■ Written task 1:
Do these statements agree with the market risk disclosure? Answer yes or no for each, quoting the deciding words of the disclosure.
(a) Under the FIFO inventory accounting method, rising crude oil prices typically bring inventory gains.
(b) The prices received for refined products are unaffected by how other refineries in the company's markets operate.
(c) Crude oil prices have stayed stable in recent years.

### Text block

ITEM 3.        QUANTITATIVE AND QUALITATIVE DISCLOSURES ABOUT MARKET RISK

Impact of Changing Prices.  Our earnings and cash flows, as well as estimates of future cash flows, are sensitive to changes in energy prices.  The prices of crude oil and refined products have fluctuated substantially in recent years.  These prices depend on many factors, including the overall demand for crude oil and refined products, which in turn depend on, among other factors, general economic conditions, the level of foreign and domestic production of crude oil and refined products, the availability of imports of crude oil and refined products, the marketing of alternative and competing fuels, the extent of government regulations and global market dynamics.  The prices we receive for refined products are also affected by factors such as local market conditions and the level of operations of other refineries in our markets.  The prices at which we can sell gasoline and other refined products are strongly influenced by the price of crude oil.  Generally, an increase or decrease in the price of crude oil results in a corresponding increase or decrease in the price of gasoline and other refined products.  The timing of the relative movement of the prices, however, can impact profit margins, which could significantly affect our earnings and cash flows.
Under our FIFO inventory accounting method, crude oil price movements can cause significant fluctuations in the valuation of our crude oil, unfinished products and finished products inventories, typically resulting in inventory gains when crude oil prices increase and inventory losses when crude oil prices decrease during the reporting period.

######
### Data provided

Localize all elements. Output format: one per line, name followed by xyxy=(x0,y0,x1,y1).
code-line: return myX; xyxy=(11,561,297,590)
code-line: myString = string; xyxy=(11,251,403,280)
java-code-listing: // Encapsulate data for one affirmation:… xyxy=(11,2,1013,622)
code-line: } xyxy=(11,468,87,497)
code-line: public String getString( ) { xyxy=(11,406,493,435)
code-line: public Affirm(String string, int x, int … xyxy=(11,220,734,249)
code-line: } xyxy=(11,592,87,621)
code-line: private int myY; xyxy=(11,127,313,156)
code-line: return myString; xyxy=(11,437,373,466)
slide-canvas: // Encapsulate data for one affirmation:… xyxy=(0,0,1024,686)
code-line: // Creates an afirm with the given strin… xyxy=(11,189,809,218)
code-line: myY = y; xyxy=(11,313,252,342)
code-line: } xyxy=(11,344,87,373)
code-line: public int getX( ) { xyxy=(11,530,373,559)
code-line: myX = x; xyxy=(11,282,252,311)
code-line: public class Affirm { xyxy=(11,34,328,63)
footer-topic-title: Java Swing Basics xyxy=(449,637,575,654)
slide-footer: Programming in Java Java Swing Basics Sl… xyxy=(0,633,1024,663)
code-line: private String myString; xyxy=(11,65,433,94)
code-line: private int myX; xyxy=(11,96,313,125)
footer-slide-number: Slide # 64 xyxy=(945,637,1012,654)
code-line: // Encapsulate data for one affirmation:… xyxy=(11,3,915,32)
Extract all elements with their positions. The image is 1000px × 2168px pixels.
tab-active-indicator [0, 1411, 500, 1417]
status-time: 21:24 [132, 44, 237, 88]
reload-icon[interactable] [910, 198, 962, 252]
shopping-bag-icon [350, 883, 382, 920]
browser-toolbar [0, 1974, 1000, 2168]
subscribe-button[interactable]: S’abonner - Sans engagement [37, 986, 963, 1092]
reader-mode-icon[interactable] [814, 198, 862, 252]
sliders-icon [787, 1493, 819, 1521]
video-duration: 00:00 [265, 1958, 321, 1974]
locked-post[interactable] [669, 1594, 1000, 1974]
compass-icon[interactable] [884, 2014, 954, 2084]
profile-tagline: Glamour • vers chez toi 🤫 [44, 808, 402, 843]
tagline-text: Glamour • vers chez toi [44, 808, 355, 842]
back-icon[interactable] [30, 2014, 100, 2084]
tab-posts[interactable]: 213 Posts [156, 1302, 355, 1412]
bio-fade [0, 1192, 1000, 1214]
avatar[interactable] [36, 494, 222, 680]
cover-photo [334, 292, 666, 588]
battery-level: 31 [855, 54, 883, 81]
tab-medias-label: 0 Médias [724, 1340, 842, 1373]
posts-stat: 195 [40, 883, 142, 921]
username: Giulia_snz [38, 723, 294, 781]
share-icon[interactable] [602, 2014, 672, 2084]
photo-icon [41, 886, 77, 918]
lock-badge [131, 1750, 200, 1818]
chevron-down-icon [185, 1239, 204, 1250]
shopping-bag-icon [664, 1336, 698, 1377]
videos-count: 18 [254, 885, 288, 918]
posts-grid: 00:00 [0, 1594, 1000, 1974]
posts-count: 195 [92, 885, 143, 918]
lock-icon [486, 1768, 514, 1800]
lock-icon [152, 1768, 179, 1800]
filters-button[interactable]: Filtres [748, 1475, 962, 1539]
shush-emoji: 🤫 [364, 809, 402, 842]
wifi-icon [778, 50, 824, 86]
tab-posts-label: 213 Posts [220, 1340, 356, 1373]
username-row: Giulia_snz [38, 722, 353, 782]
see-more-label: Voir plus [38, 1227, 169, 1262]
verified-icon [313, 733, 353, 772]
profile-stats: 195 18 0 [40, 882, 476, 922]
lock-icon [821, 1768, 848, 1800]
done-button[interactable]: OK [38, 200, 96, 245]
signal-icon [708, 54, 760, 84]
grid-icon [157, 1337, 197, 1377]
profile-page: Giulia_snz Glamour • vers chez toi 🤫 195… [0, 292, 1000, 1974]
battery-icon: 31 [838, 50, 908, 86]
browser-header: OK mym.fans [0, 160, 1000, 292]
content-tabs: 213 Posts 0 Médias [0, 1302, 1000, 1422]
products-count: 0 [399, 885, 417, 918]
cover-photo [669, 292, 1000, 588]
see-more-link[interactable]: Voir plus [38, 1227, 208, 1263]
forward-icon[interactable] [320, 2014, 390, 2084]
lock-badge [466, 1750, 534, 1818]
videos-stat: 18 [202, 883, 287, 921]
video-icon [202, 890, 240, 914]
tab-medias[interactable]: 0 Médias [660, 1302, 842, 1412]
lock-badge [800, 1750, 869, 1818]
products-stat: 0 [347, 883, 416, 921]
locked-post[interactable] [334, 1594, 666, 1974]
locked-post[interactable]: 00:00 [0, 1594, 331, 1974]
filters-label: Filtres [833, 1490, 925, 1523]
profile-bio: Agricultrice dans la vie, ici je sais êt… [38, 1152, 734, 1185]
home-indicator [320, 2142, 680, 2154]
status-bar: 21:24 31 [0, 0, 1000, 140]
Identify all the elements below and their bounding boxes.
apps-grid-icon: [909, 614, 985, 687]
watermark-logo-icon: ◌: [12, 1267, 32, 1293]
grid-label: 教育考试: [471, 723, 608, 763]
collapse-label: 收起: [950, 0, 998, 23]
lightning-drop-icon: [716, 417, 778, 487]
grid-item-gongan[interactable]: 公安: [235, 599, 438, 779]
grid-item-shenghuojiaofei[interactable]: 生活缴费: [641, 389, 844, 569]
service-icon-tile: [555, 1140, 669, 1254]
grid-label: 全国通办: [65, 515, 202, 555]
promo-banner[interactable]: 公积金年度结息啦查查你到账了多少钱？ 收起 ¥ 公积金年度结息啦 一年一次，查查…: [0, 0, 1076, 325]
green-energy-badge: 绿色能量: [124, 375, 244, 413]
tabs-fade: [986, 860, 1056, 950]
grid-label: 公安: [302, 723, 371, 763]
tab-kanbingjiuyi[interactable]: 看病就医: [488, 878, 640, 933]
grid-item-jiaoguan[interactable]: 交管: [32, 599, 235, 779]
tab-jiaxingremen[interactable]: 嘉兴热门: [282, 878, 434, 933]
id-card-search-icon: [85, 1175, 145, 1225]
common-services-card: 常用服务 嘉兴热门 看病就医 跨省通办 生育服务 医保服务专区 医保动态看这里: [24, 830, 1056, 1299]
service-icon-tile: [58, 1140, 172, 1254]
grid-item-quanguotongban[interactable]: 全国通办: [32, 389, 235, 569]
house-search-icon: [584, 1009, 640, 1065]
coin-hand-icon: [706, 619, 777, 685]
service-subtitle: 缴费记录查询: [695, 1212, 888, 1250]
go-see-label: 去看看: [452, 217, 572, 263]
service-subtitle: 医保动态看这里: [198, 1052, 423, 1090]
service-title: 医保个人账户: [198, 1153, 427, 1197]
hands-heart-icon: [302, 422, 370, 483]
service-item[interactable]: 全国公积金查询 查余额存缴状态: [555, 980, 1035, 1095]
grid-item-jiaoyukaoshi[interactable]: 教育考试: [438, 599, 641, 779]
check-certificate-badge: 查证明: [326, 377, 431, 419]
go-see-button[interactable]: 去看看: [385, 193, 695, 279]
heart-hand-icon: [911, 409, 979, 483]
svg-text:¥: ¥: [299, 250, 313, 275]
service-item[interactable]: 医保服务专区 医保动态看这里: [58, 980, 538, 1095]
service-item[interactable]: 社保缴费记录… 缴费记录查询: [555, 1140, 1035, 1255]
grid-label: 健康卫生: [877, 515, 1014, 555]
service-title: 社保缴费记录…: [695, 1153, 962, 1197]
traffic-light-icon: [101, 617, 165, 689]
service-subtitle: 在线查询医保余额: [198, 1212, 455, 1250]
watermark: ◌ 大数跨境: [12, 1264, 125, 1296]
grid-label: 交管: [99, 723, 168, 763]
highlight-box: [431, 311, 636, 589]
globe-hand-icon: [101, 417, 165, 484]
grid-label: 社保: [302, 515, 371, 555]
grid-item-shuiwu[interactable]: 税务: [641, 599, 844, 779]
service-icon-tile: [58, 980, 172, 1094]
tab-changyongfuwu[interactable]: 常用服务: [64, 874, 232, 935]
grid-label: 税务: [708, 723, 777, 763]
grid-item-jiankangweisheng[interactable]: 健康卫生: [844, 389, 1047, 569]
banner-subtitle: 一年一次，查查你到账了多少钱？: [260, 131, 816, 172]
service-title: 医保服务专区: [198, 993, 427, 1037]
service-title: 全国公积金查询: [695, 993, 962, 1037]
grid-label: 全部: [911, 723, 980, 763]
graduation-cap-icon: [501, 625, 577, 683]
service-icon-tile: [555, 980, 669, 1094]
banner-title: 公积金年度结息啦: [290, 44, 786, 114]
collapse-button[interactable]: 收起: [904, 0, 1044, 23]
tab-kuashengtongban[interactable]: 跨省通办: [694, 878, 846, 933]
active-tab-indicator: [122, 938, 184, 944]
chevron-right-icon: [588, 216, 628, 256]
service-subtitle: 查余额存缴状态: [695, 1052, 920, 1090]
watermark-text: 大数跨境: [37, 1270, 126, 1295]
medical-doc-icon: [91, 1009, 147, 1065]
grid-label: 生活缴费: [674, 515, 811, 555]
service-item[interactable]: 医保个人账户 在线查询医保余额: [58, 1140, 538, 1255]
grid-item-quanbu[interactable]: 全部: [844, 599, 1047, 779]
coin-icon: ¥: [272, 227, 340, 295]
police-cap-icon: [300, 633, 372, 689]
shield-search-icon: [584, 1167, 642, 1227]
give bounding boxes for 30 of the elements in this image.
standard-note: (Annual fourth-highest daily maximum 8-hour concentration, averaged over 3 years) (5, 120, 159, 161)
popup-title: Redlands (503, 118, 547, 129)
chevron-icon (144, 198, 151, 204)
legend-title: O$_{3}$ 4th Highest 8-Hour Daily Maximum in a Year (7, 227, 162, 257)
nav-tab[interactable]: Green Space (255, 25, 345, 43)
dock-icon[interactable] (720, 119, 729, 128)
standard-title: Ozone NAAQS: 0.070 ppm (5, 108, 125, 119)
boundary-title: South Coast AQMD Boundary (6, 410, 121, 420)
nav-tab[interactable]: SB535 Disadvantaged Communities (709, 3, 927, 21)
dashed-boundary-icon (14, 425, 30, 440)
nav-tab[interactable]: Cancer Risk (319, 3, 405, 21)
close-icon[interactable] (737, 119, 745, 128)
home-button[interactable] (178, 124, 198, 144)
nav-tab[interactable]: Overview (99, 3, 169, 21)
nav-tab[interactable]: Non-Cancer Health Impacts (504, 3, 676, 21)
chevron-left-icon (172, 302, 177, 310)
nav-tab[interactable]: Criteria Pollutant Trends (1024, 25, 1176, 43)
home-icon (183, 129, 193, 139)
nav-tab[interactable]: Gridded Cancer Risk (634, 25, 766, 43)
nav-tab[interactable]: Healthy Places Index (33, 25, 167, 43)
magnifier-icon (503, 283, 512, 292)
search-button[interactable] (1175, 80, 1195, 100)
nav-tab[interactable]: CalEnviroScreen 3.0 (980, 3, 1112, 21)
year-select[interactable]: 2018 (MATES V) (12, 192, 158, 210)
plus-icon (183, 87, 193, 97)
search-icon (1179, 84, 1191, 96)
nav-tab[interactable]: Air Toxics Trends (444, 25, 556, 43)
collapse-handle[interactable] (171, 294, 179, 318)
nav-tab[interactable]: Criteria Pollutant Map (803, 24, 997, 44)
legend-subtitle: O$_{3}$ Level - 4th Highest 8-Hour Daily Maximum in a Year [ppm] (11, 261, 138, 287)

######

■ Written task 2: Turn the lines of the entries, from the first line through the line containing "code-line: // Encapsulate", inclusive, into a numbered list, omitting blank lines.

■ Task result 1:
(a) Yes: "typically resulting in inventory gains when crude oil prices increase"
(b) No: "The prices we receive for refined products are also affected by factors such as local market conditions and the level of operations of other refineries in our markets."
(c) No: "The prices of crude oil and refined products have fluctuated substantially in recent years."

■ Task result 2:
1. Localize all elements. Output format: one per line, name followed by xyxy=(x0,y0,x1,y1).
2. code-line: return myX; xyxy=(11,561,297,590)
3. code-line: myString = string; xyxy=(11,251,403,280)
4. java-code-listing: // Encapsulate data for one affirmation:… xyxy=(11,2,1013,622)
5. code-line: } xyxy=(11,468,87,497)
6. code-line: public String getString( ) { xyxy=(11,406,493,435)
7. code-line: public Affirm(String string, int x, int … xyxy=(11,220,734,249)
8. code-line: } xyxy=(11,592,87,621)
9. code-line: private int myY; xyxy=(11,127,313,156)
10. code-line: return myString; xyxy=(11,437,373,466)
11. slide-canvas: // Encapsulate data for one affirmation:… xyxy=(0,0,1024,686)
12. code-line: // Creates an afirm with the given strin… xyxy=(11,189,809,218)
13. code-line: myY = y; xyxy=(11,313,252,342)
14. code-line: } xyxy=(11,344,87,373)
15. code-line: public int getX( ) { xyxy=(11,530,373,559)
16. code-line: myX = x; xyxy=(11,282,252,311)
17. code-line: public class Affirm { xyxy=(11,34,328,63)
18. footer-topic-title: Java Swing Basics xyxy=(449,637,575,654)
19. slide-footer: Programming in Java Java Swing Basics Sl… xyxy=(0,633,1024,663)
20. code-line: private String myString; xyxy=(11,65,433,94)
21. code-line: private int myX; xyxy=(11,96,313,125)
22. footer-slide-number: Slide # 64 xyxy=(945,637,1012,654)
23. code-line: // Encapsulate data for one affirmation:… xyxy=(11,3,915,32)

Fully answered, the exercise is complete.